### ОТРЫВОК СО СТРАНИЦЫ ###
Я поехал в Париж снова кружным путем: на советском пароходе доплыл до Пирея. Ехали со мною греческие писатели Глинос и Костас Варналис. Мы подружились. Варналис соединял в себе боевой задор с мягкостью, мечтательностью. В Салониках греческая полиция не разрешила Глиносу и Варналису сойти на берег - их должны были обыскать в Пирее. Все в Греции говорили о надвигающемся фашизме. Повсюду можно было увидеть немцев, которые вели себя как инструктора. «Они нас хотят сожрать»,- говорил Варналис. Год спустя его арестовали.
Из Афин мы поехали в Бриндизи и пересекли Италию; снова я услышал вой чернорубашечников.
Газеты сообщали, как наемники-марокканцы усмиряют астурийских горняков. Я уж не мог относиться к Испании как к одной из стран Европы, вспоминал ее гордых и добрых людей; в тоске спрашивал себя: неужели и таких поставят на колени?…
С ревом неслись продавцы газет по парижским улицам: в Марселе убили короля Югославии и французского министра иностранных дел Барту. Короля я не знал, да и не понимал, кто и почему его убил. А с Барту я как-то встретился на обеде иностранной прессы; он удивил меня молодостью мыслей - ему ведь было за семьдесят, - с блеском говорил о Мирабо, Дантоне, Сен-Жюсте. Был он страстным библиофилом, я не раз его видел на набережных Сены возле ларьков букинистов. Немецкие фашисты его ненавидели: Барту, хотя был он человеком правых убеждений, отстаивал необходимость сближения с Советским Союзом, пакт безопасности, который смог бы остановить Гитлера. Убийство Барту все поняли как один из симптомов наступления фашизма.
###
- _ЗАДАНИЯ ДЛЯ ВЫПОЛНЕНИЯ_:
a - Перепишите часть отрывка, начиная со слов «Я поехал в Париж» и продолжая до слов «спустя его арестовали.» включительно, заменив «пароходе» на «судне».
b - Перескажите короче, в виде списка, абзац отрывка, который начинается словами «С ревом неслись продавцы газет». Главные факты должны сохраниться.
c - Согласуются ли с отрывком следующие утверждения: (i) Варналиса арестовали год спустя; (ii) в Салониках греческая полиция разрешила Глиносу и Варналису сойти на берег; (iii) из Афин путь лежал через Италию? На каждое ответьте «да» или «нет» и приведите решающие слова отрывка.
### ИСХОДНЫЕ СТРОКИ ###
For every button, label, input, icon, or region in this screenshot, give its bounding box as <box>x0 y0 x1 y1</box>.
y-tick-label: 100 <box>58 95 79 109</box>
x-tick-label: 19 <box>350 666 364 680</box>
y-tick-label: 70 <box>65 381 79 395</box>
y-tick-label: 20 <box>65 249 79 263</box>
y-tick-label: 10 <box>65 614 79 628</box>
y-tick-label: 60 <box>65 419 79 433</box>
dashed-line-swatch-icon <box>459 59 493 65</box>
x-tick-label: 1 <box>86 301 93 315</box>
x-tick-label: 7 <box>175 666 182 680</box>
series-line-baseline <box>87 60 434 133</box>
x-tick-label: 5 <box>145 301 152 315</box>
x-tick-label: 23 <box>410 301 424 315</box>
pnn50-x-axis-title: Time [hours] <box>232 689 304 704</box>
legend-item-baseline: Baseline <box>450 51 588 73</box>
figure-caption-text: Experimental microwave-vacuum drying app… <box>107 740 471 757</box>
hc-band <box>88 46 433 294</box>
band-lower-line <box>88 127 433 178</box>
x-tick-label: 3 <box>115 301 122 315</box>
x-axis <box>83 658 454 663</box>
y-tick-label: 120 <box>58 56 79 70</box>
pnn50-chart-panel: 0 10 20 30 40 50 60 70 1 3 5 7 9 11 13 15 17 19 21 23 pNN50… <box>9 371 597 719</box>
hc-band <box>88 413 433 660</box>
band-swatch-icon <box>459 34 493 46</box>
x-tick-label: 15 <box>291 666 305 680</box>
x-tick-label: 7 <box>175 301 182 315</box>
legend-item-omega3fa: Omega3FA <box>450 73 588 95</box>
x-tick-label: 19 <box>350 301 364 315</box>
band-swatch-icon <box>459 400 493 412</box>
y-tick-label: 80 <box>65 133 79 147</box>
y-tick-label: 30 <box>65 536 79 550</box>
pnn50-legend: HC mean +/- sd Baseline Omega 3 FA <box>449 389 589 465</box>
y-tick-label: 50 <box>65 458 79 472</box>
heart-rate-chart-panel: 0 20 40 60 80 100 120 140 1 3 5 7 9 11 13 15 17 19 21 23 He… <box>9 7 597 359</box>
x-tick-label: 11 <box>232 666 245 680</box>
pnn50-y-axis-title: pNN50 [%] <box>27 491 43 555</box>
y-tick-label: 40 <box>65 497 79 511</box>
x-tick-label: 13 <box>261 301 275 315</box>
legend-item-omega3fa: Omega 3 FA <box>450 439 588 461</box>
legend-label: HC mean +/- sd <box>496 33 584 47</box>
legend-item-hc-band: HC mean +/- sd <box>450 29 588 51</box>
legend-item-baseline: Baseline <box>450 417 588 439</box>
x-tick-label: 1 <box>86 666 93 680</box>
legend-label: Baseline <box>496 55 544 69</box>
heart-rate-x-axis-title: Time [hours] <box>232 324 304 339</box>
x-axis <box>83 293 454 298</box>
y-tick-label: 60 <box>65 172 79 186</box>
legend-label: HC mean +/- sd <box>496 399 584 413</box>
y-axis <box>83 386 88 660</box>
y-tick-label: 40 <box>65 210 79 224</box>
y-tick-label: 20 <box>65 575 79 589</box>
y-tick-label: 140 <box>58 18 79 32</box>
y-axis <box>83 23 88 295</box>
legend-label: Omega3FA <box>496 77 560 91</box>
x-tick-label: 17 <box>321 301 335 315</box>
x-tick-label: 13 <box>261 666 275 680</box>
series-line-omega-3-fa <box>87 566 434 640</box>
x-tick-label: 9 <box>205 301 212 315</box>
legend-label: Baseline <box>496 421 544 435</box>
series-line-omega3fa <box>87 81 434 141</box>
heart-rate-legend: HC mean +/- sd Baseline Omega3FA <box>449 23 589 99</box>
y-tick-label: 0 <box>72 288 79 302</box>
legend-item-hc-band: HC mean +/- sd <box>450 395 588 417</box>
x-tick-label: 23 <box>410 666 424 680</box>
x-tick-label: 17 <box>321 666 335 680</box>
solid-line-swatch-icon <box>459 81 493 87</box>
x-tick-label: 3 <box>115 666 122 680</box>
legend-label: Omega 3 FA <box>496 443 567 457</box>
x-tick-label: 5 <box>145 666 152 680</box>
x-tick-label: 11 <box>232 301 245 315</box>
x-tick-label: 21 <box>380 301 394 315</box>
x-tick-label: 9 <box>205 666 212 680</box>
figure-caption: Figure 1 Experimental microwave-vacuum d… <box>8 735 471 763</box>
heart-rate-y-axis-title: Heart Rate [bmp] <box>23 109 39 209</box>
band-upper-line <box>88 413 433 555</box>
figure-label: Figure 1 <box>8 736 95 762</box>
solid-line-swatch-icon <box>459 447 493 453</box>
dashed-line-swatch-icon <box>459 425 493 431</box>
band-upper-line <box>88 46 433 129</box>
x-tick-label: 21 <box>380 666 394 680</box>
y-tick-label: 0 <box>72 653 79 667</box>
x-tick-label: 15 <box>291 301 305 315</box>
###
- _ОТВЕТЫ К ЗАДАНИЯМ_:
a -
Я поехал в Париж снова кружным путем: на советском судне доплыл до Пирея. Ехали со мною греческие писатели Глинос и Костас Варналис. Мы подружились. Варналис соединял в себе боевой задор с мягкостью, мечтательностью. В Салониках греческая полиция не разрешила Глиносу и Варналису сойти на берег - их должны были обыскать в Пирее. Все в Греции говорили о надвигающемся фашизме. Повсюду можно было увидеть немцев, которые вели себя как инструктора. «Они нас хотят сожрать»,- говорил Варналис. Год спустя его арестовали.

b -
- Продавцы газет на парижских улицах сообщали, что в Марселе убиты король Югославии и французский министр иностранных дел Барту.
- Короля рассказчик не знал и не понимал, кто и почему его убил.
- С Барту он встречался на обеде иностранной прессы. Барту было за семьдесят, но он удивлял молодостью мыслей и блестяще говорил о Мирабо, Дантоне и Сен-Жюсте.
- Барту был страстным библиофилом и часто бывал у ларьков букинистов на набережных Сены.
- Немецкие фашисты его ненавидели: хотя Барту придерживался правых убеждений, он отстаивал сближение с Советским Союзом и пакт безопасности, способный остановить Гитлера.
- Его убийство все поняли как один из симптомов наступления фашизма.

c -
(i) Да: «Год спустя его арестовали.»
(ii) Нет: «В Салониках греческая полиция не разрешила Глиносу и Варналису сойти на берег».
(iii) Да: «Из Афин мы поехали в Бриндизи и пересекли Италию».